What the task asks: Set down every entry again word for word, please, but skip the pictures.

## BEGIN Dataset

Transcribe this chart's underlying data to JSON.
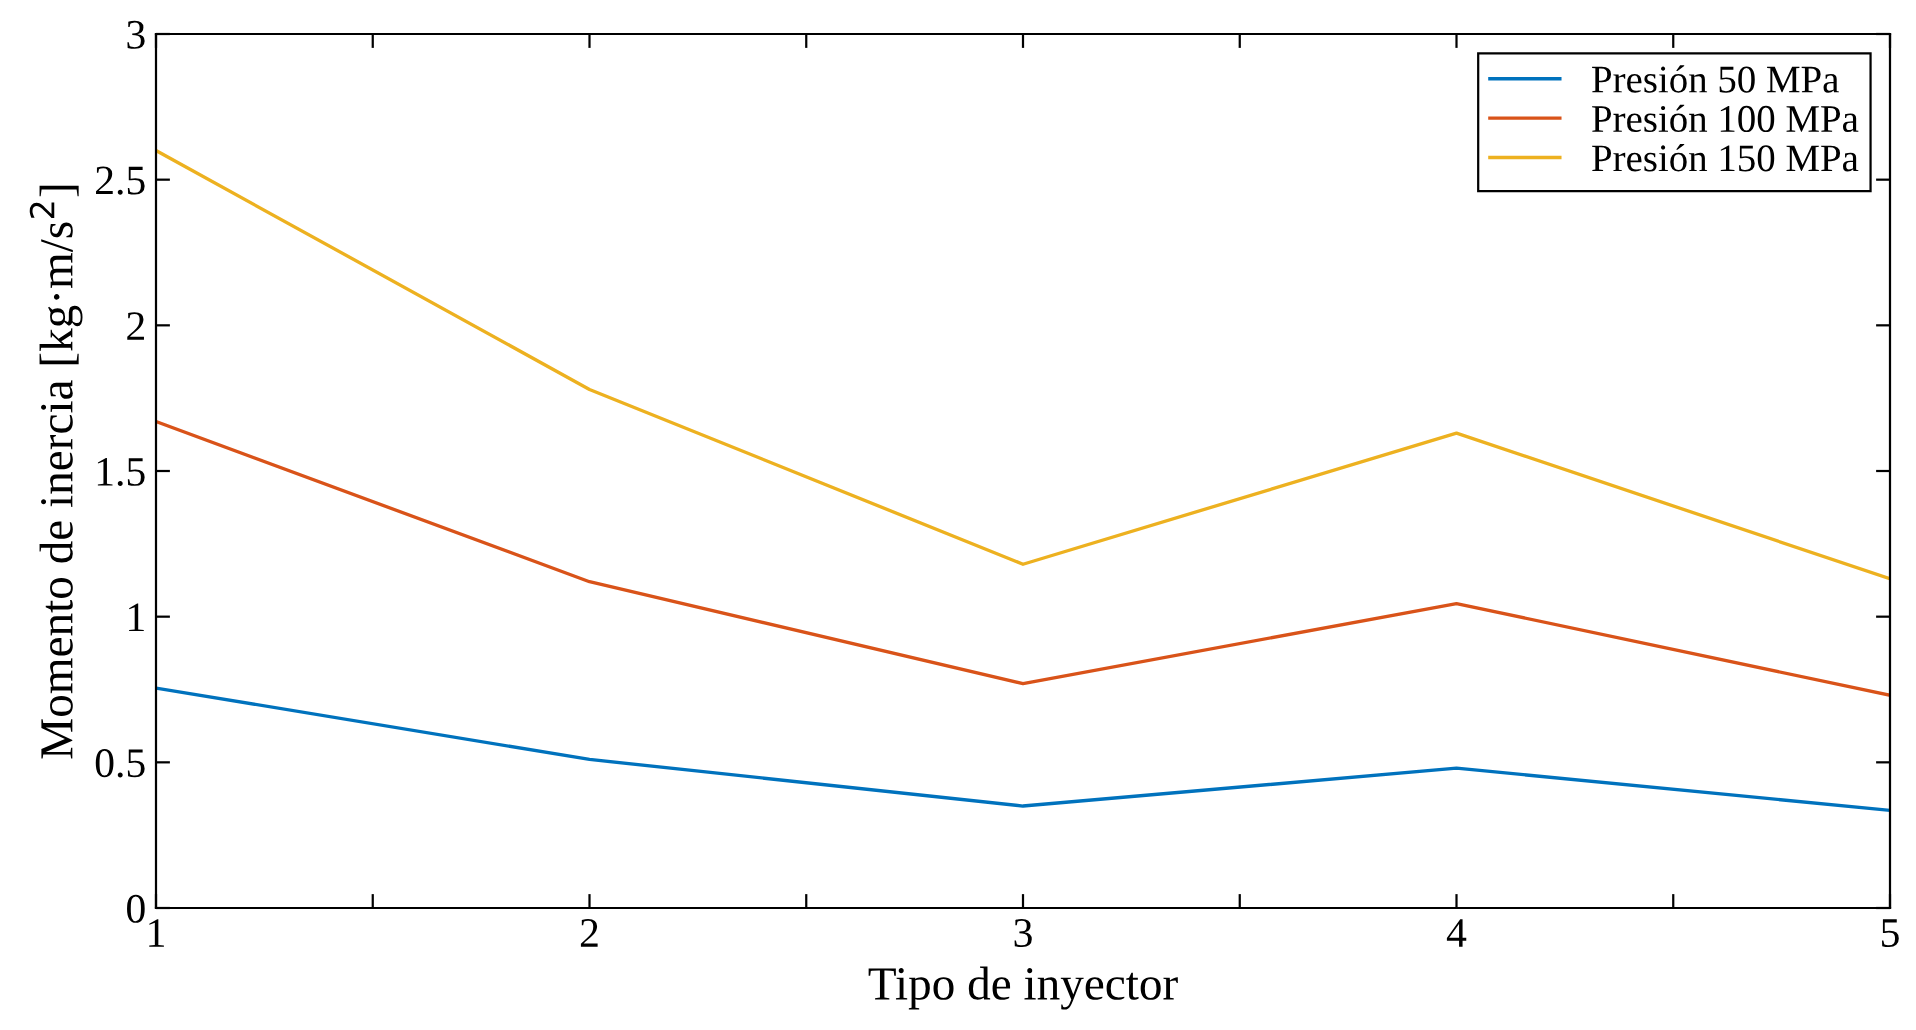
{
  "chart_data": {
    "type": "line",
    "xlabel": "Tipo de inyector",
    "ylabel": "Momento de inercia [kg·m/s$^{2}$]",
    "x": [
      1,
      2,
      3,
      4,
      5
    ],
    "series": [
      {
        "name": "Presión 50 MPa",
        "color": "#0072bd",
        "values": [
          0.755,
          0.51,
          0.35,
          0.48,
          0.335
        ]
      },
      {
        "name": "Presión 100 MPa",
        "color": "#d95319",
        "values": [
          1.67,
          1.12,
          0.77,
          1.045,
          0.73
        ]
      },
      {
        "name": "Presión 150 MPa",
        "color": "#edb120",
        "values": [
          2.6,
          1.78,
          1.18,
          1.63,
          1.13
        ]
      }
    ],
    "xlim": [
      1,
      5
    ],
    "ylim": [
      0,
      3
    ],
    "xticks": [
      1,
      {
        "value": 1.5,
        "label": null
      },
      2,
      {
        "value": 2.5,
        "label": null
      },
      3,
      {
        "value": 3.5,
        "label": null
      },
      4,
      {
        "value": 4.5,
        "label": null
      },
      5
    ],
    "yticks": [
      0,
      0.5,
      1,
      1.5,
      2,
      2.5,
      3
    ],
    "legend": "top right",
    "grid": false,
    "marker": "none",
    "line_style": "solid"
  }
}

## END Dataset

Response:
Transcribe this chart's underlying data to JSON.
{
  "chart_data": {
    "type": "line",
    "xlabel": "Tipo de inyector",
    "ylabel": "Momento de inercia [kg·m/s$^{2}$]",
    "x": [
      1,
      2,
      3,
      4,
      5
    ],
    "series": [
      {
        "name": "Presión 50 MPa",
        "color": "#0072bd",
        "values": [
          0.755,
          0.51,
          0.35,
          0.48,
          0.335
        ]
      },
      {
        "name": "Presión 100 MPa",
        "color": "#d95319",
        "values": [
          1.67,
          1.12,
          0.77,
          1.045,
          0.73
        ]
      },
      {
        "name": "Presión 150 MPa",
        "color": "#edb120",
        "values": [
          2.6,
          1.78,
          1.18,
          1.63,
          1.13
        ]
      }
    ],
    "xlim": [
      1,
      5
    ],
    "ylim": [
      0,
      3
    ],
    "xticks": [
      1,
      {
        "value": 1.5,
        "label": null
      },
      2,
      {
        "value": 2.5,
        "label": null
      },
      3,
      {
        "value": 3.5,
        "label": null
      },
      4,
      {
        "value": 4.5,
        "label": null
      },
      5
    ],
    "yticks": [
      0,
      0.5,
      1,
      1.5,
      2,
      2.5,
      3
    ],
    "legend": "top right",
    "grid": false,
    "marker": "none",
    "line_style": "solid"
  }
}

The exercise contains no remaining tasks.